* Begin RECORDS FOR THE EXERCISE *

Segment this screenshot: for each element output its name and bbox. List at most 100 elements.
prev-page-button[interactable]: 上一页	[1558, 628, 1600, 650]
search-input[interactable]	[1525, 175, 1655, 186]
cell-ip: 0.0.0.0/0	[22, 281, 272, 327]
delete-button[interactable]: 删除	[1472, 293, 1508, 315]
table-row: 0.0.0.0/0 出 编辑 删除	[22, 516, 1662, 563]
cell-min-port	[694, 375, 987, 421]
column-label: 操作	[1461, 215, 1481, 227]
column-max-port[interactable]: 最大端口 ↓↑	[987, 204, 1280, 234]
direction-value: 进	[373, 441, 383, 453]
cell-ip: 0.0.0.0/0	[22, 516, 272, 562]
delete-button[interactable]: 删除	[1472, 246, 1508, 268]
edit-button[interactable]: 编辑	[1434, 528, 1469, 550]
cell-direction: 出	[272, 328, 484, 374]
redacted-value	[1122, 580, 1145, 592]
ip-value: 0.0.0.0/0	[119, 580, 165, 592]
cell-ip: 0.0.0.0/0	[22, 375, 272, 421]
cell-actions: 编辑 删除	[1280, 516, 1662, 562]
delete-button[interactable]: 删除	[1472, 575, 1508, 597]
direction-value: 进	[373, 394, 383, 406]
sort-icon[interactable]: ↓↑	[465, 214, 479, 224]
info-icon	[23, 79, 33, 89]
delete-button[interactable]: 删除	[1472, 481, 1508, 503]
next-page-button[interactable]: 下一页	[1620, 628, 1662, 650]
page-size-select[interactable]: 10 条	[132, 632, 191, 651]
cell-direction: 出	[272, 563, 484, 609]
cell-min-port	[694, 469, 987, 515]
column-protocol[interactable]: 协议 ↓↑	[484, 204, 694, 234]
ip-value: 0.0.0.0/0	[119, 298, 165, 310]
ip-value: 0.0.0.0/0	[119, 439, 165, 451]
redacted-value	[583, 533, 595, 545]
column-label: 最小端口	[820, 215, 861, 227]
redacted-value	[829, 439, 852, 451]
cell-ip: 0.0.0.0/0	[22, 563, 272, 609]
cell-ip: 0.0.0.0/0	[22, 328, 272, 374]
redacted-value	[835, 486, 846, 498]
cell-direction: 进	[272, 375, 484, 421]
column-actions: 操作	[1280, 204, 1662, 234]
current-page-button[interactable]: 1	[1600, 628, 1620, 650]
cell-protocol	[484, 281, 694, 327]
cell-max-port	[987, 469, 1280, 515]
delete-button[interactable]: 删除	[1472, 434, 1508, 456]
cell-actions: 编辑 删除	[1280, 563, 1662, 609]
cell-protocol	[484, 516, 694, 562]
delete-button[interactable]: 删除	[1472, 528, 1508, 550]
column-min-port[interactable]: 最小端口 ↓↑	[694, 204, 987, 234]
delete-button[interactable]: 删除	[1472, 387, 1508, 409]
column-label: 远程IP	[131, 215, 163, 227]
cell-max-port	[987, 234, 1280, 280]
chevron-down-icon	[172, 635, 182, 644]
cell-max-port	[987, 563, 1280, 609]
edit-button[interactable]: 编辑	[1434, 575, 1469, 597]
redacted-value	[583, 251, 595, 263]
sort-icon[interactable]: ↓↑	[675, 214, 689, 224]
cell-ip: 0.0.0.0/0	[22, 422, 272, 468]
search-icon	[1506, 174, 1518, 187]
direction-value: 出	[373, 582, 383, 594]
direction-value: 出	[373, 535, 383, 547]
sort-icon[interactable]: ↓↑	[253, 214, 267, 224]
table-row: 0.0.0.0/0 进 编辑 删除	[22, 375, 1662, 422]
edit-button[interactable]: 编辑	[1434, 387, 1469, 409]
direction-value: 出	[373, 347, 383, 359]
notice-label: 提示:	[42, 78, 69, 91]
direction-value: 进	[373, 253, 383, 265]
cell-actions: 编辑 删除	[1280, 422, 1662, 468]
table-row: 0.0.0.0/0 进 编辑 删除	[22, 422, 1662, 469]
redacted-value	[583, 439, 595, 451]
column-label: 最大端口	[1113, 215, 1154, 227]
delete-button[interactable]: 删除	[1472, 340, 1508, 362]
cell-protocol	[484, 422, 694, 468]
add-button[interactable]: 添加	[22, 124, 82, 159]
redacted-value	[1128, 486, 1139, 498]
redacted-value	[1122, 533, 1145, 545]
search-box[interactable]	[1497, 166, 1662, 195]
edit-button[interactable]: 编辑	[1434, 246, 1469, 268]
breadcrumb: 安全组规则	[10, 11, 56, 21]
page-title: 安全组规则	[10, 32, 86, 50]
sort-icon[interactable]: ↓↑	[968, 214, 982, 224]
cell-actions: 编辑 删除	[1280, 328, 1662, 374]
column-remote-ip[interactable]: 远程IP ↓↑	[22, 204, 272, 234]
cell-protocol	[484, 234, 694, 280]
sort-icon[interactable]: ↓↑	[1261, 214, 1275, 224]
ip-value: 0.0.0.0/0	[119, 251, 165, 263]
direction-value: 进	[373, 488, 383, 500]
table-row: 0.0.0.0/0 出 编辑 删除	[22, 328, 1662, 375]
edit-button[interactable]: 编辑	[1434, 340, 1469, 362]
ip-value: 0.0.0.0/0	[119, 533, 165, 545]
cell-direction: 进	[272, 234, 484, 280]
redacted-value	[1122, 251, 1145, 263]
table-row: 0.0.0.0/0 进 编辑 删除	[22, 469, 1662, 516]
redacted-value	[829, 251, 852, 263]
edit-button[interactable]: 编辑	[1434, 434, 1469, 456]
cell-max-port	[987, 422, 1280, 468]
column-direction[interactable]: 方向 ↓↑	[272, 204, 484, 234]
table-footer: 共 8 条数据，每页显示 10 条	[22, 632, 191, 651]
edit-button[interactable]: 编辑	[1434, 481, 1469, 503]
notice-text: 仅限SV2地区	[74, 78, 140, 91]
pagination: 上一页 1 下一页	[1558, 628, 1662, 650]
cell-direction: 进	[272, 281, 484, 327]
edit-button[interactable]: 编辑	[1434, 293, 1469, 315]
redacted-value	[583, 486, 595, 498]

* End RECORDS FOR THE EXERCISE *

* _OBJECTIVE_
Reproduce every line of the data above without changing anything.

* _RESPONSE TO THIS EXERCISE_
Segment this screenshot: for each element output its name and bbox. List at most 100 elements.
prev-page-button[interactable]: 上一页	[1558, 628, 1600, 650]
search-input[interactable]	[1525, 175, 1655, 186]
cell-ip: 0.0.0.0/0	[22, 281, 272, 327]
delete-button[interactable]: 删除	[1472, 293, 1508, 315]
table-row: 0.0.0.0/0 出 编辑 删除	[22, 516, 1662, 563]
cell-min-port	[694, 375, 987, 421]
column-label: 操作	[1461, 215, 1481, 227]
column-max-port[interactable]: 最大端口 ↓↑	[987, 204, 1280, 234]
direction-value: 进	[373, 441, 383, 453]
cell-ip: 0.0.0.0/0	[22, 516, 272, 562]
delete-button[interactable]: 删除	[1472, 246, 1508, 268]
edit-button[interactable]: 编辑	[1434, 528, 1469, 550]
cell-direction: 出	[272, 328, 484, 374]
redacted-value	[1122, 580, 1145, 592]
ip-value: 0.0.0.0/0	[119, 580, 165, 592]
cell-ip: 0.0.0.0/0	[22, 375, 272, 421]
cell-actions: 编辑 删除	[1280, 516, 1662, 562]
delete-button[interactable]: 删除	[1472, 575, 1508, 597]
direction-value: 进	[373, 394, 383, 406]
sort-icon[interactable]: ↓↑	[465, 214, 479, 224]
info-icon	[23, 79, 33, 89]
delete-button[interactable]: 删除	[1472, 481, 1508, 503]
next-page-button[interactable]: 下一页	[1620, 628, 1662, 650]
page-size-select[interactable]: 10 条	[132, 632, 191, 651]
cell-direction: 出	[272, 563, 484, 609]
cell-min-port	[694, 469, 987, 515]
column-protocol[interactable]: 协议 ↓↑	[484, 204, 694, 234]
ip-value: 0.0.0.0/0	[119, 298, 165, 310]
ip-value: 0.0.0.0/0	[119, 439, 165, 451]
redacted-value	[583, 533, 595, 545]
column-label: 最小端口	[820, 215, 861, 227]
redacted-value	[829, 439, 852, 451]
cell-ip: 0.0.0.0/0	[22, 563, 272, 609]
cell-ip: 0.0.0.0/0	[22, 328, 272, 374]
redacted-value	[835, 486, 846, 498]
cell-direction: 进	[272, 375, 484, 421]
column-actions: 操作	[1280, 204, 1662, 234]
current-page-button[interactable]: 1	[1600, 628, 1620, 650]
cell-protocol	[484, 281, 694, 327]
cell-max-port	[987, 469, 1280, 515]
delete-button[interactable]: 删除	[1472, 434, 1508, 456]
cell-actions: 编辑 删除	[1280, 563, 1662, 609]
cell-protocol	[484, 516, 694, 562]
delete-button[interactable]: 删除	[1472, 528, 1508, 550]
column-min-port[interactable]: 最小端口 ↓↑	[694, 204, 987, 234]
delete-button[interactable]: 删除	[1472, 387, 1508, 409]
column-label: 远程IP	[131, 215, 163, 227]
cell-max-port	[987, 234, 1280, 280]
chevron-down-icon	[172, 635, 182, 644]
cell-max-port	[987, 563, 1280, 609]
edit-button[interactable]: 编辑	[1434, 575, 1469, 597]
redacted-value	[583, 251, 595, 263]
sort-icon[interactable]: ↓↑	[675, 214, 689, 224]
cell-ip: 0.0.0.0/0	[22, 422, 272, 468]
search-icon	[1506, 174, 1518, 187]
direction-value: 出	[373, 582, 383, 594]
direction-value: 出	[373, 535, 383, 547]
sort-icon[interactable]: ↓↑	[253, 214, 267, 224]
table-row: 0.0.0.0/0 进 编辑 删除	[22, 375, 1662, 422]
edit-button[interactable]: 编辑	[1434, 387, 1469, 409]
direction-value: 出	[373, 347, 383, 359]
notice-label: 提示:	[42, 78, 69, 91]
direction-value: 进	[373, 253, 383, 265]
cell-actions: 编辑 删除	[1280, 422, 1662, 468]
table-row: 0.0.0.0/0 进 编辑 删除	[22, 422, 1662, 469]
redacted-value	[583, 439, 595, 451]
column-label: 最大端口	[1113, 215, 1154, 227]
delete-button[interactable]: 删除	[1472, 340, 1508, 362]
cell-protocol	[484, 422, 694, 468]
add-button[interactable]: 添加	[22, 124, 82, 159]
redacted-value	[1128, 486, 1139, 498]
redacted-value	[1122, 533, 1145, 545]
search-box[interactable]	[1497, 166, 1662, 195]
edit-button[interactable]: 编辑	[1434, 246, 1469, 268]
breadcrumb: 安全组规则	[10, 11, 56, 21]
page-title: 安全组规则	[10, 32, 86, 50]
sort-icon[interactable]: ↓↑	[968, 214, 982, 224]
cell-actions: 编辑 删除	[1280, 328, 1662, 374]
column-remote-ip[interactable]: 远程IP ↓↑	[22, 204, 272, 234]
cell-protocol	[484, 234, 694, 280]
sort-icon[interactable]: ↓↑	[1261, 214, 1275, 224]
ip-value: 0.0.0.0/0	[119, 251, 165, 263]
direction-value: 进	[373, 488, 383, 500]
table-row: 0.0.0.0/0 出 编辑 删除	[22, 328, 1662, 375]
edit-button[interactable]: 编辑	[1434, 340, 1469, 362]
ip-value: 0.0.0.0/0	[119, 533, 165, 545]
cell-direction: 进	[272, 234, 484, 280]
redacted-value	[1122, 251, 1145, 263]
table-row: 0.0.0.0/0 进 编辑 删除	[22, 469, 1662, 516]
redacted-value	[829, 251, 852, 263]
edit-button[interactable]: 编辑	[1434, 434, 1469, 456]
cell-max-port	[987, 422, 1280, 468]
column-direction[interactable]: 方向 ↓↑	[272, 204, 484, 234]
table-footer: 共 8 条数据，每页显示 10 条	[22, 632, 191, 651]
edit-button[interactable]: 编辑	[1434, 481, 1469, 503]
notice-text: 仅限SV2地区	[74, 78, 140, 91]
pagination: 上一页 1 下一页	[1558, 628, 1662, 650]
cell-direction: 进	[272, 281, 484, 327]
edit-button[interactable]: 编辑	[1434, 293, 1469, 315]
redacted-value	[583, 486, 595, 498]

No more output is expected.